Work out how many lines include "攻防含义" and answer with that number only.

** START **

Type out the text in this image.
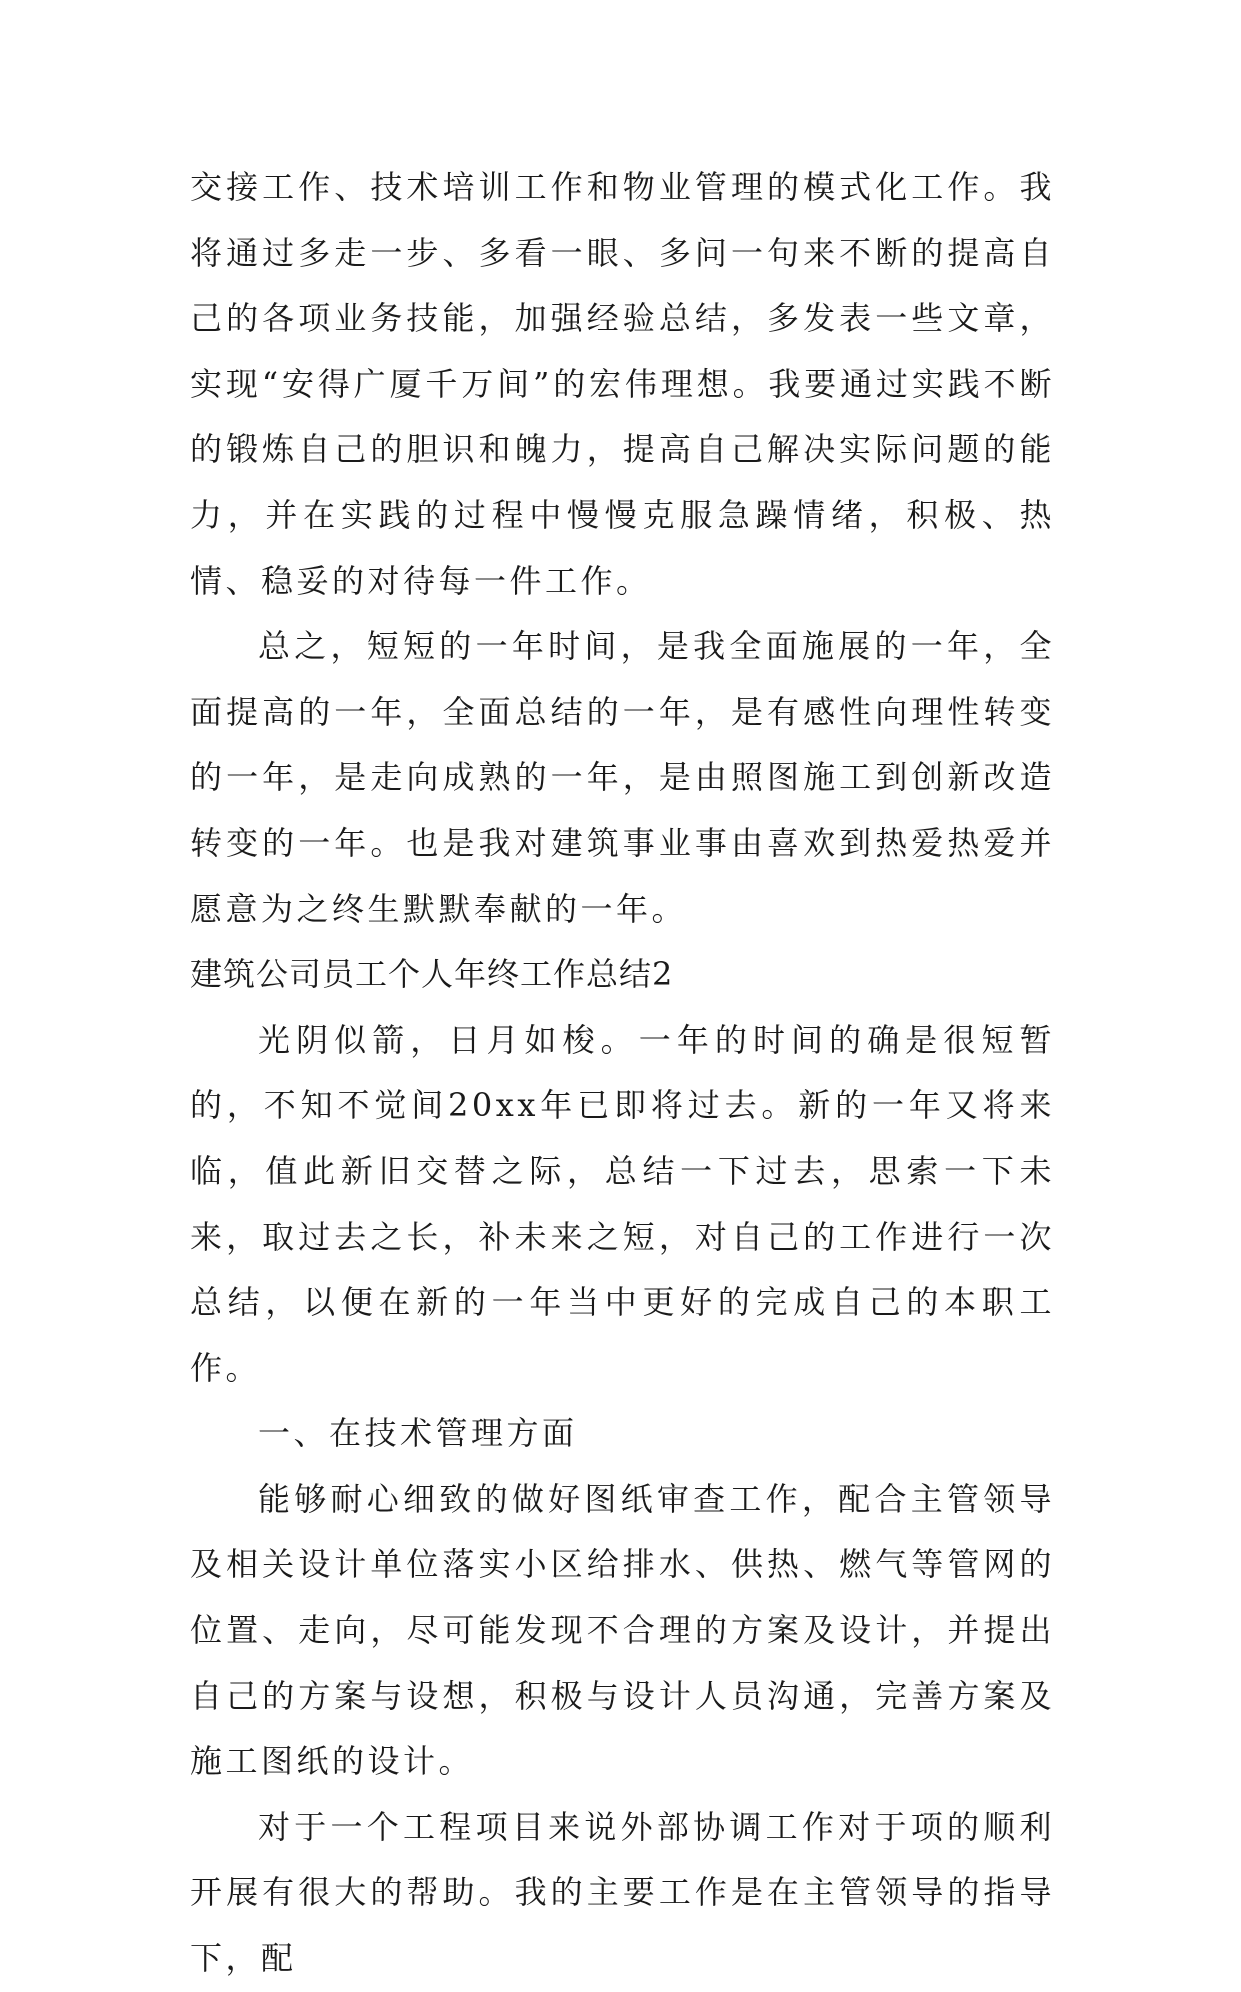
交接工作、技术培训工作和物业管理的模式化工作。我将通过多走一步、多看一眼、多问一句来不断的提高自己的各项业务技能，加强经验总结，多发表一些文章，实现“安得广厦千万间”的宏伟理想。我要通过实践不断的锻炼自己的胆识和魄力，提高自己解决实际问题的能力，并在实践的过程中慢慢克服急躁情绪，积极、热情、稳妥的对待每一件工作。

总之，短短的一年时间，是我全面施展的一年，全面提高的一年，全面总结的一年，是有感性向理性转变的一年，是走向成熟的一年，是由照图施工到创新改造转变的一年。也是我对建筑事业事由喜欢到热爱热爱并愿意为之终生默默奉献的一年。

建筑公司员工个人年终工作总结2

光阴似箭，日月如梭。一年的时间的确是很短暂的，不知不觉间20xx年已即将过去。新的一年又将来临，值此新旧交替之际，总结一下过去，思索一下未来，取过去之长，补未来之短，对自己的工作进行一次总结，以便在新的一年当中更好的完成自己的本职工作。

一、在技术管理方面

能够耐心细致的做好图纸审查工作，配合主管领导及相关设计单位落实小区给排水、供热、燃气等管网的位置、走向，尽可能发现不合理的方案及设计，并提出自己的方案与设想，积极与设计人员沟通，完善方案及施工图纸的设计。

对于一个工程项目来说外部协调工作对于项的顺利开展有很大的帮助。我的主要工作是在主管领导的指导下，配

** END **
** START **

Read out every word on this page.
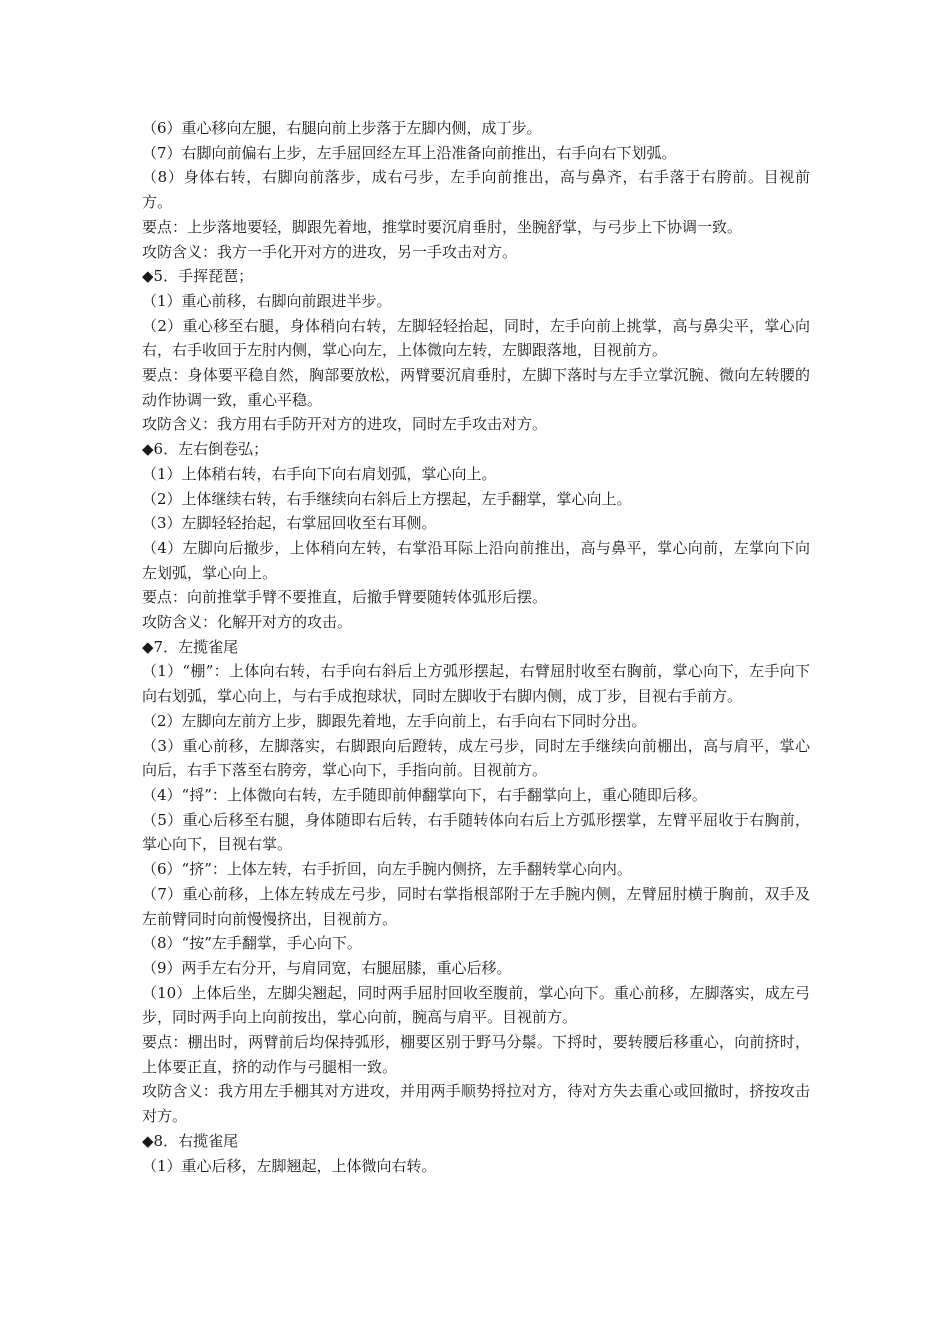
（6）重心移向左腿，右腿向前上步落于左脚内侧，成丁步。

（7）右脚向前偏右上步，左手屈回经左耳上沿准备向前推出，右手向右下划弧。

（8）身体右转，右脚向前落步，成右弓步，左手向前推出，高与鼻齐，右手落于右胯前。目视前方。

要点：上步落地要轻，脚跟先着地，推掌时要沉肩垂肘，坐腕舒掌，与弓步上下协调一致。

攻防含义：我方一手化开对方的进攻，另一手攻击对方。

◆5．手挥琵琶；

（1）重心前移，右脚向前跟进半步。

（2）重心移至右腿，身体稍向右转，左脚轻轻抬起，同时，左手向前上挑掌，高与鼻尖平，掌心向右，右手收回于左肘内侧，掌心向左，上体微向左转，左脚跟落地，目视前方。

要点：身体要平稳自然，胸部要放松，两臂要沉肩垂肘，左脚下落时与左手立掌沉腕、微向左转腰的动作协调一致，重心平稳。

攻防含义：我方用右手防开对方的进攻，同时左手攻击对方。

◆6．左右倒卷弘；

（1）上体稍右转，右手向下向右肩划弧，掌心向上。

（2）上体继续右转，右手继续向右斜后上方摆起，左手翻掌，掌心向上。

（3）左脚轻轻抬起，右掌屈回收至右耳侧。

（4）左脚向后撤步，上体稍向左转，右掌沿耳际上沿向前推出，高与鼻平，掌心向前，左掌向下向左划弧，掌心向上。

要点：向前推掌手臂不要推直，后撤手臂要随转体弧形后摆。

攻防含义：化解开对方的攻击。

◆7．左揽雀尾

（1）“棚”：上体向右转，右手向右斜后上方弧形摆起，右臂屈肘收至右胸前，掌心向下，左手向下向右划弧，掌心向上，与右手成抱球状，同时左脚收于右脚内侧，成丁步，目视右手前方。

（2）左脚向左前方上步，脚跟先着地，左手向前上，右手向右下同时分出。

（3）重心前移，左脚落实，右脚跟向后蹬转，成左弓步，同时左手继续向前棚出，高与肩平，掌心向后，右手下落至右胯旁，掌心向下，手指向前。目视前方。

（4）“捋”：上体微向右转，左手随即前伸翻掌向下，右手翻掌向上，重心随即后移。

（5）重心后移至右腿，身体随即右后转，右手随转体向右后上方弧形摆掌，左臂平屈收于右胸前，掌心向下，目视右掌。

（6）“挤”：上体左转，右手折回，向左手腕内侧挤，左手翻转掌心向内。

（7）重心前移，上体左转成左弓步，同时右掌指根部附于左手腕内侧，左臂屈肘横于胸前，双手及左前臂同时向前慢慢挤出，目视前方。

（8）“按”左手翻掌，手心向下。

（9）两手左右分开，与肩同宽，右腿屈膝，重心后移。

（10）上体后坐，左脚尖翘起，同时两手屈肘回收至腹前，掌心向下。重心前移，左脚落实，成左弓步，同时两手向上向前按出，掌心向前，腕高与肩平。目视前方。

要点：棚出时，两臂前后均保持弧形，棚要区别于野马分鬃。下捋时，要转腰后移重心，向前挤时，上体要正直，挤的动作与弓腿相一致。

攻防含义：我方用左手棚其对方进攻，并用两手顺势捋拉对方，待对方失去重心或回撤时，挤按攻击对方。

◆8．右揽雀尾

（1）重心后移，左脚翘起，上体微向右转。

** END **
** START **

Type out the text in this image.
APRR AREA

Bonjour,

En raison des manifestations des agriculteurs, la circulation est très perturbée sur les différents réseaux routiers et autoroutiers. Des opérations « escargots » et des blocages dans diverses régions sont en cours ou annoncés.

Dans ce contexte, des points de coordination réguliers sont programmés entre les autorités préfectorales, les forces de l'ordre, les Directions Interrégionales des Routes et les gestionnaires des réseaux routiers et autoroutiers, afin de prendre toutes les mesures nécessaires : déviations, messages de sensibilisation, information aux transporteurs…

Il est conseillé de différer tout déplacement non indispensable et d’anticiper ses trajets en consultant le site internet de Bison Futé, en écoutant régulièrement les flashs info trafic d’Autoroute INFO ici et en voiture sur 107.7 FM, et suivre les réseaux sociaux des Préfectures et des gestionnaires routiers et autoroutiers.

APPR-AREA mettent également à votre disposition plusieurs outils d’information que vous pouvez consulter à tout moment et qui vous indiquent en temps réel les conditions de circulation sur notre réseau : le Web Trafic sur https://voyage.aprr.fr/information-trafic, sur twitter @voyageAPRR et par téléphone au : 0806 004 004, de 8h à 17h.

** END **

OUTPUT BELOW
4